Dataset excerpt
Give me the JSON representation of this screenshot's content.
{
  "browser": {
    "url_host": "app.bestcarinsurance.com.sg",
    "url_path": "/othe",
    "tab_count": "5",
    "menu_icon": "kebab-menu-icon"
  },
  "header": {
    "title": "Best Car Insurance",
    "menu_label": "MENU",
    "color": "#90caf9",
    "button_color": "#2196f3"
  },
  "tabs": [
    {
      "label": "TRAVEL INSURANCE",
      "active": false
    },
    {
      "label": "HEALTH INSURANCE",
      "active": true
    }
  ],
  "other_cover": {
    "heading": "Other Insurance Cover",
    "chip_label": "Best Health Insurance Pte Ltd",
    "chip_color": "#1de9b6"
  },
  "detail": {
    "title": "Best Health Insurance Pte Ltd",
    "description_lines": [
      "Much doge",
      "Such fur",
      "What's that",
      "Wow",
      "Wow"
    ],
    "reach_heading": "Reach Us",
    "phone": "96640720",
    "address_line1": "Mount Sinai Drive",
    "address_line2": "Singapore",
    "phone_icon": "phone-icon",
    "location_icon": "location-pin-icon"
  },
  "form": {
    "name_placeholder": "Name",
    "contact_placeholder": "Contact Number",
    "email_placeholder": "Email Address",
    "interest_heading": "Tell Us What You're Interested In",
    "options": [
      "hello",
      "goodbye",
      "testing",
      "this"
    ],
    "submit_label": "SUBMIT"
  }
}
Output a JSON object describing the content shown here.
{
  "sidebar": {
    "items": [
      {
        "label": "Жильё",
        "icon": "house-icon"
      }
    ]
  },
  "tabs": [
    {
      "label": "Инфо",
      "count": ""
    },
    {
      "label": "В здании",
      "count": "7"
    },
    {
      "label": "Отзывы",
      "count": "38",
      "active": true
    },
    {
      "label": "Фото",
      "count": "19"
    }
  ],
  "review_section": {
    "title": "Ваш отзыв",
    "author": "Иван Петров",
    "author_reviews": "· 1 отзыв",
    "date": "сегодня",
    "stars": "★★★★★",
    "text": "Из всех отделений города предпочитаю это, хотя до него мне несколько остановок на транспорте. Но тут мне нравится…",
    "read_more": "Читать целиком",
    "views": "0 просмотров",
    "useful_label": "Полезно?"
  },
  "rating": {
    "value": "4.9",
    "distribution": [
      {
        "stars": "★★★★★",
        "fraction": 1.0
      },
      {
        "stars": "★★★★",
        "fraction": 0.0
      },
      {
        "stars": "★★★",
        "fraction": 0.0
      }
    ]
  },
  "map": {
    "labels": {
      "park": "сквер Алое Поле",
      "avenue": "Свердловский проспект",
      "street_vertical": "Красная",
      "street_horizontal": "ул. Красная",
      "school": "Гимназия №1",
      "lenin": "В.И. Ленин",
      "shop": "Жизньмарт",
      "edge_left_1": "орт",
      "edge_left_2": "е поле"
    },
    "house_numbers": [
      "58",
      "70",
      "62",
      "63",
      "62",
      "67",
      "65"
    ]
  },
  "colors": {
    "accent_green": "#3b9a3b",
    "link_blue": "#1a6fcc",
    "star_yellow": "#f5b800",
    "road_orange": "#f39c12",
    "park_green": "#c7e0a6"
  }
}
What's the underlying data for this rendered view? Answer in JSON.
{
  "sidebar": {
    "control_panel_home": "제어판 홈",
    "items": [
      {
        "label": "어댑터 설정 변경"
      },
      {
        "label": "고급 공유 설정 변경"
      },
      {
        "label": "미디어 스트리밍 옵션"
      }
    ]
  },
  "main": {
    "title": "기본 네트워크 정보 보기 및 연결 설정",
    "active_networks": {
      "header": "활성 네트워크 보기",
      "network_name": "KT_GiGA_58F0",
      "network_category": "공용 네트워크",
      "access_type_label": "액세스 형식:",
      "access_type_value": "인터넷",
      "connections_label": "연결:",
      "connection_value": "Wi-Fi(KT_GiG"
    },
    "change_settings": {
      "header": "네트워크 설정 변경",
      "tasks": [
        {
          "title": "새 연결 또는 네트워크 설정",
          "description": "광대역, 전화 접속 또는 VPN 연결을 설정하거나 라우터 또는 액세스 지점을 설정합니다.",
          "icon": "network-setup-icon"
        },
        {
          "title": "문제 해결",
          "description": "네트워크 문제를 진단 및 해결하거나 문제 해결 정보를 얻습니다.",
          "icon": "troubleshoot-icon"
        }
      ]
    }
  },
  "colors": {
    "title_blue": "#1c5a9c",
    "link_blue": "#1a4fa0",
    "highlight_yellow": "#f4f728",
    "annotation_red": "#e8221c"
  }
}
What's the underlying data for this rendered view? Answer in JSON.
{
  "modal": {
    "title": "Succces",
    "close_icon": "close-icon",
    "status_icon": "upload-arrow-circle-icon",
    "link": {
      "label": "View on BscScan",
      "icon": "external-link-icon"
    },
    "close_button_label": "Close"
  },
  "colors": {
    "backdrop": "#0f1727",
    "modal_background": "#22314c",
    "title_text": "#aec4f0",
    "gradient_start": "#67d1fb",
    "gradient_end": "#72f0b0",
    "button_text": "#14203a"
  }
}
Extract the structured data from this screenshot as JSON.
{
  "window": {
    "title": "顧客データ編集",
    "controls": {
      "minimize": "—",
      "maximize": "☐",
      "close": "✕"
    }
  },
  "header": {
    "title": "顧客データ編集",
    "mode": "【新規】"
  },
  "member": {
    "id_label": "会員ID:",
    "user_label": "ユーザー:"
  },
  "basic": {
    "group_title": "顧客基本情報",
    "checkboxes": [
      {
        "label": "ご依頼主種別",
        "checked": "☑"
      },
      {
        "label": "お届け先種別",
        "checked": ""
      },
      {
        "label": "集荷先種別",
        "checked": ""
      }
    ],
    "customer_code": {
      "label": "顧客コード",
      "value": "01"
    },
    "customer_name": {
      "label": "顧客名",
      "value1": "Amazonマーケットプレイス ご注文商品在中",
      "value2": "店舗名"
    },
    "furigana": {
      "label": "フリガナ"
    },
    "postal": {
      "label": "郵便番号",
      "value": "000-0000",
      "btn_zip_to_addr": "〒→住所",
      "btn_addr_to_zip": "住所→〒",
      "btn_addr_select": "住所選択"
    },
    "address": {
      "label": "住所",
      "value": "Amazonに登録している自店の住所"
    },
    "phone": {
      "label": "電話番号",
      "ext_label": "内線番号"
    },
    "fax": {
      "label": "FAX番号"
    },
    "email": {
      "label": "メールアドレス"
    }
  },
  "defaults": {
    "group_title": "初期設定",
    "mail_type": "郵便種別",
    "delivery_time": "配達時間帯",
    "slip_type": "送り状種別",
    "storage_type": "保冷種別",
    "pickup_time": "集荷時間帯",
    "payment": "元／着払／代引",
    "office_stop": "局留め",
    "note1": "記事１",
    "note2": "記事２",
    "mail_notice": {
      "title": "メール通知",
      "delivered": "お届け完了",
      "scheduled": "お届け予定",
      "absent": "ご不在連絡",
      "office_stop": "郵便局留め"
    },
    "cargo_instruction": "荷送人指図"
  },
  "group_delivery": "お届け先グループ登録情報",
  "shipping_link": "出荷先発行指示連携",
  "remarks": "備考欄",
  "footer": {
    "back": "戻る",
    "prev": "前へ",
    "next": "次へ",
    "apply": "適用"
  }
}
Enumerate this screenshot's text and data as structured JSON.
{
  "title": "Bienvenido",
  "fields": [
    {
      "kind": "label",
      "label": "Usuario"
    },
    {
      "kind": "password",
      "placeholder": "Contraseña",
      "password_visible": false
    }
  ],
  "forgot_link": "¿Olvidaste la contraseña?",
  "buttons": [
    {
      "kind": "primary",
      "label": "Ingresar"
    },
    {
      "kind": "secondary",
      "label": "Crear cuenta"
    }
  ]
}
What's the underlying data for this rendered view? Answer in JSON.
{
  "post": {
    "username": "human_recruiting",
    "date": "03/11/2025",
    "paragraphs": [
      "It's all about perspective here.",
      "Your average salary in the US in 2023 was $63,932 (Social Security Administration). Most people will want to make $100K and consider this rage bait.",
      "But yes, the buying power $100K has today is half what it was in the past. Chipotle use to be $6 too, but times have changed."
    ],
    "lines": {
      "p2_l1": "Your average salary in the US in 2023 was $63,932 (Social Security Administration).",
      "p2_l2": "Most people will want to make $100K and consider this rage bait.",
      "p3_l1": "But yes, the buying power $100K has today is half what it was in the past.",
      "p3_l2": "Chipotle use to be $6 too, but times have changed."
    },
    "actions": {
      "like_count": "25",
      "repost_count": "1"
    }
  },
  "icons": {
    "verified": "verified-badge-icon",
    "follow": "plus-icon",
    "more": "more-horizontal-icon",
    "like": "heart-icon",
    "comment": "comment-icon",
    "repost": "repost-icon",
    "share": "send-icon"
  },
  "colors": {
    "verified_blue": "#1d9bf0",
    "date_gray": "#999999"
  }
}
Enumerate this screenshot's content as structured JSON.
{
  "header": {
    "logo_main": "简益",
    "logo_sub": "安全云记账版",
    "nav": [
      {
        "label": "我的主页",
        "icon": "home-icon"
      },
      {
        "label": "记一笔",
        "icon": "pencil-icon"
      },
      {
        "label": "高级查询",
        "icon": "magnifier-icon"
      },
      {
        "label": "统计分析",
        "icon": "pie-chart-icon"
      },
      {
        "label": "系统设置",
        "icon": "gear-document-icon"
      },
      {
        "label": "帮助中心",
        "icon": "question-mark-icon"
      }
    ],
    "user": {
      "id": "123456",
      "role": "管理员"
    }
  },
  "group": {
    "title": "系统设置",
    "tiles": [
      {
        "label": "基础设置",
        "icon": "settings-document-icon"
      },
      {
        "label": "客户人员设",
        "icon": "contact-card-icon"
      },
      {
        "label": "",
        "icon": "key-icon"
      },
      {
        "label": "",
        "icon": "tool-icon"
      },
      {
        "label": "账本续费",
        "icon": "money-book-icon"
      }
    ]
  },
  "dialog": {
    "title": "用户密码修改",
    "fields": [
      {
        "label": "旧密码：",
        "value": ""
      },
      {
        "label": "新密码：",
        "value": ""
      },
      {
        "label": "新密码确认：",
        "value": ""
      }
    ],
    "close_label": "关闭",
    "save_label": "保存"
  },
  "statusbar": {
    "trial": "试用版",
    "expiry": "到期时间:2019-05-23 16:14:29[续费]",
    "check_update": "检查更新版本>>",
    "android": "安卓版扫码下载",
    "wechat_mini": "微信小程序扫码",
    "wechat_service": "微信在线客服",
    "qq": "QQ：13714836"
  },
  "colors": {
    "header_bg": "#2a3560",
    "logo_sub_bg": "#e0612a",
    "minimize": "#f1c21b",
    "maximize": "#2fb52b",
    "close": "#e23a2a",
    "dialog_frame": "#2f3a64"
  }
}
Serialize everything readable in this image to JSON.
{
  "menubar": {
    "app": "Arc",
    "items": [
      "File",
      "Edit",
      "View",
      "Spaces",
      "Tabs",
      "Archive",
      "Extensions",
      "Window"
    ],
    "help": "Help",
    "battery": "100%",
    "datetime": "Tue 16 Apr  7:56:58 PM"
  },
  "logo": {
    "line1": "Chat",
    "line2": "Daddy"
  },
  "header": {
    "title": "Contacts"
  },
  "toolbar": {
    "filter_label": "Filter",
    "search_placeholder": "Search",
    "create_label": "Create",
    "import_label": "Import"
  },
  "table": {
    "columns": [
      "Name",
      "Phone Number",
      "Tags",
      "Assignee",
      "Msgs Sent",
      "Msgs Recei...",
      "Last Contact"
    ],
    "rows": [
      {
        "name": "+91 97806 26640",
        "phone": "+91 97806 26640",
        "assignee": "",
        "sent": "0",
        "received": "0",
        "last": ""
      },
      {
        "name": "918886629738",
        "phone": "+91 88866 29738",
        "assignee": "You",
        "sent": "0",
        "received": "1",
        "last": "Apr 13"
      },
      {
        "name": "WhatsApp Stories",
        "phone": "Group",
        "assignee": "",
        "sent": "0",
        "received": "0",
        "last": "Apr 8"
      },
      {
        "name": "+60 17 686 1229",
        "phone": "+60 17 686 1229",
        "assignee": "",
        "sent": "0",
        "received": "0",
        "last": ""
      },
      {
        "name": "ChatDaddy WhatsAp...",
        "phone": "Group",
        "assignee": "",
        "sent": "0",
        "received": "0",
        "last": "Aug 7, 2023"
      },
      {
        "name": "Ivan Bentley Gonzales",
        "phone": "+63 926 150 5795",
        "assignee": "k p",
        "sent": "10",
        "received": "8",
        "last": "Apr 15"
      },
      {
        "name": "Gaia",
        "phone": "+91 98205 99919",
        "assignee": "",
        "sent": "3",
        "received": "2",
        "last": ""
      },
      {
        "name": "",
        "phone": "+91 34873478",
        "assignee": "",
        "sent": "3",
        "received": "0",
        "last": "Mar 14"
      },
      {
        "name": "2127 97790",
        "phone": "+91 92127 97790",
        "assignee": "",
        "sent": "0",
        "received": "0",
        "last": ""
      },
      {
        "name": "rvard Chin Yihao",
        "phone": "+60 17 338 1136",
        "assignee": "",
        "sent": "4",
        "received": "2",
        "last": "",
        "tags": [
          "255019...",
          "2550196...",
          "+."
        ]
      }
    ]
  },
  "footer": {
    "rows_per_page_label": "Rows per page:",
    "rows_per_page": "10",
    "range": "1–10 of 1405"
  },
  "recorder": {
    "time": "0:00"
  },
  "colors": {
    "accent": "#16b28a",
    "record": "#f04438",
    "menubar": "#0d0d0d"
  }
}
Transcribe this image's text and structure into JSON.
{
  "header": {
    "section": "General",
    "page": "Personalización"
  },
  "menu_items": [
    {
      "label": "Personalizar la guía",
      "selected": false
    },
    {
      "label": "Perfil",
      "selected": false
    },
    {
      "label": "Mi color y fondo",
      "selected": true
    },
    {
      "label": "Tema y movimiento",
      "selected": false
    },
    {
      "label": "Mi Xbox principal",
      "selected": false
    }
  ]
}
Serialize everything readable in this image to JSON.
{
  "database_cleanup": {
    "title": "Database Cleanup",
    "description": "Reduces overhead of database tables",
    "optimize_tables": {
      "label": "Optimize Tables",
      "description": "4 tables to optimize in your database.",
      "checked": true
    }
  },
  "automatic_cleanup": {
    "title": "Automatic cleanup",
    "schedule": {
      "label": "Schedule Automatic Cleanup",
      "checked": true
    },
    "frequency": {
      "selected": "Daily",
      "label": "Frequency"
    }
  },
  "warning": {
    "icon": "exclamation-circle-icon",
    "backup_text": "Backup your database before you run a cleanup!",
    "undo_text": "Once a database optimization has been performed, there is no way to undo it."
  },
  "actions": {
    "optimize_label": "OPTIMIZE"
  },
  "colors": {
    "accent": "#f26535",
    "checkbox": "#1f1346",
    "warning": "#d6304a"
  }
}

What to work on: Determine how many lines of the data contain "will" and give nothing but that number.

Task response: 2